Dataset excerpt

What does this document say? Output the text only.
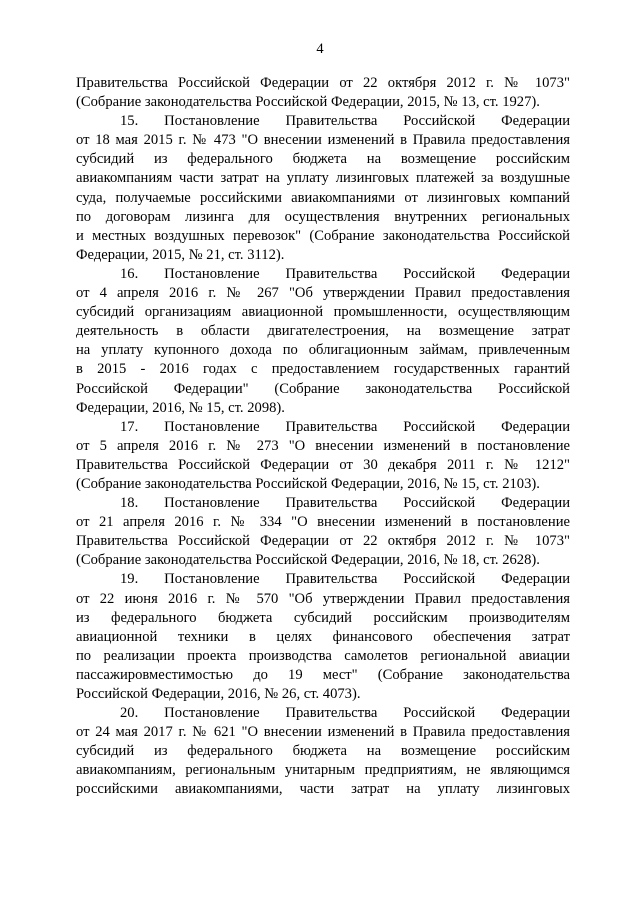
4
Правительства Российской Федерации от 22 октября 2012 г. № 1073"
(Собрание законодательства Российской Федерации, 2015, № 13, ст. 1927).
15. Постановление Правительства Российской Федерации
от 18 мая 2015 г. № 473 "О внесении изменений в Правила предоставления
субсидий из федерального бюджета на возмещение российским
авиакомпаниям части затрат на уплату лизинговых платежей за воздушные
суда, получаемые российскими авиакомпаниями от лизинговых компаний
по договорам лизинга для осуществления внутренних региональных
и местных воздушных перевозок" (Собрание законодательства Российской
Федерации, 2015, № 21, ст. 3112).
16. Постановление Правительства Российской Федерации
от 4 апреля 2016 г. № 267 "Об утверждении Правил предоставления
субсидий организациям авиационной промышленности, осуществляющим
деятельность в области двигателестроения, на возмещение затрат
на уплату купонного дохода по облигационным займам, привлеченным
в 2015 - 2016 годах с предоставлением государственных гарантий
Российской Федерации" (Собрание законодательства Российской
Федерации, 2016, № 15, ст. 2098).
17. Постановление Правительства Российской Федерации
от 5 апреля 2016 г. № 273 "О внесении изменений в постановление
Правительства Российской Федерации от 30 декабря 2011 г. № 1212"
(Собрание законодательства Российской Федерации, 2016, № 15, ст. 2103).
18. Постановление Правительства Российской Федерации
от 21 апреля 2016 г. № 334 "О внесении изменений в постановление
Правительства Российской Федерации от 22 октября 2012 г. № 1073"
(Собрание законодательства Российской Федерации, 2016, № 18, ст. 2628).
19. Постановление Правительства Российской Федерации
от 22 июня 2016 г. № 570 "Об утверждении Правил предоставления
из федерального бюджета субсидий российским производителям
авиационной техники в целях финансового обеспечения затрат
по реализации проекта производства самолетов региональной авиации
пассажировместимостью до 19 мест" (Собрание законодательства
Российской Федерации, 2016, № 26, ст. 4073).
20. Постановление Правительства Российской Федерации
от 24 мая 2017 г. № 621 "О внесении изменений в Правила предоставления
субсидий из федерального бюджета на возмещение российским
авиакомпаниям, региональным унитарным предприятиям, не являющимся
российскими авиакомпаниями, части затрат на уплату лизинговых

--

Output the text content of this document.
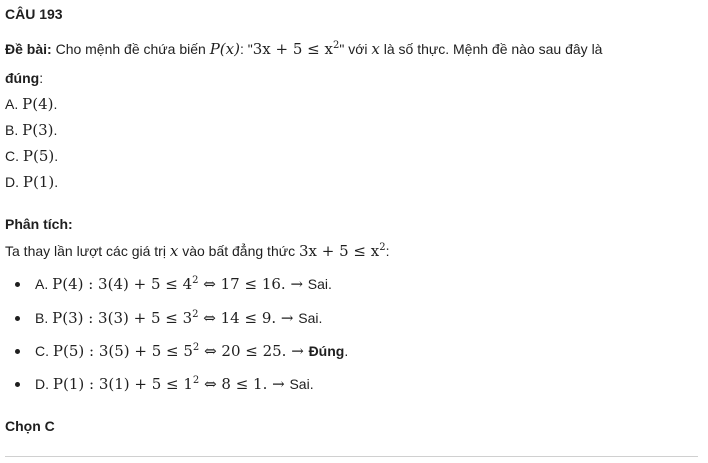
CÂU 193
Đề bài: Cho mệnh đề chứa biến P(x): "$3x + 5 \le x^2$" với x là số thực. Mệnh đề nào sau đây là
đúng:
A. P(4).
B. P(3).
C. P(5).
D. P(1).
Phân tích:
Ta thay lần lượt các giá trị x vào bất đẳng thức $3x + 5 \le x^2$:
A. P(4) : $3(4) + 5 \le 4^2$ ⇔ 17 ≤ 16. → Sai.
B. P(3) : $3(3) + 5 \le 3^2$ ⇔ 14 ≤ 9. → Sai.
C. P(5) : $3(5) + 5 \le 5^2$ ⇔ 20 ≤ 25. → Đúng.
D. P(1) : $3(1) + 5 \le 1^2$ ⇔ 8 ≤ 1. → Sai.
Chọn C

REQUIRED WORK:
Look through the records and gather each line with the word "Правила".

RESULT:
от 18 мая 2015 г. № 473 "О внесении изменений в Правила предоставления
от 24 мая 2017 г. № 621 "О внесении изменений в Правила предоставления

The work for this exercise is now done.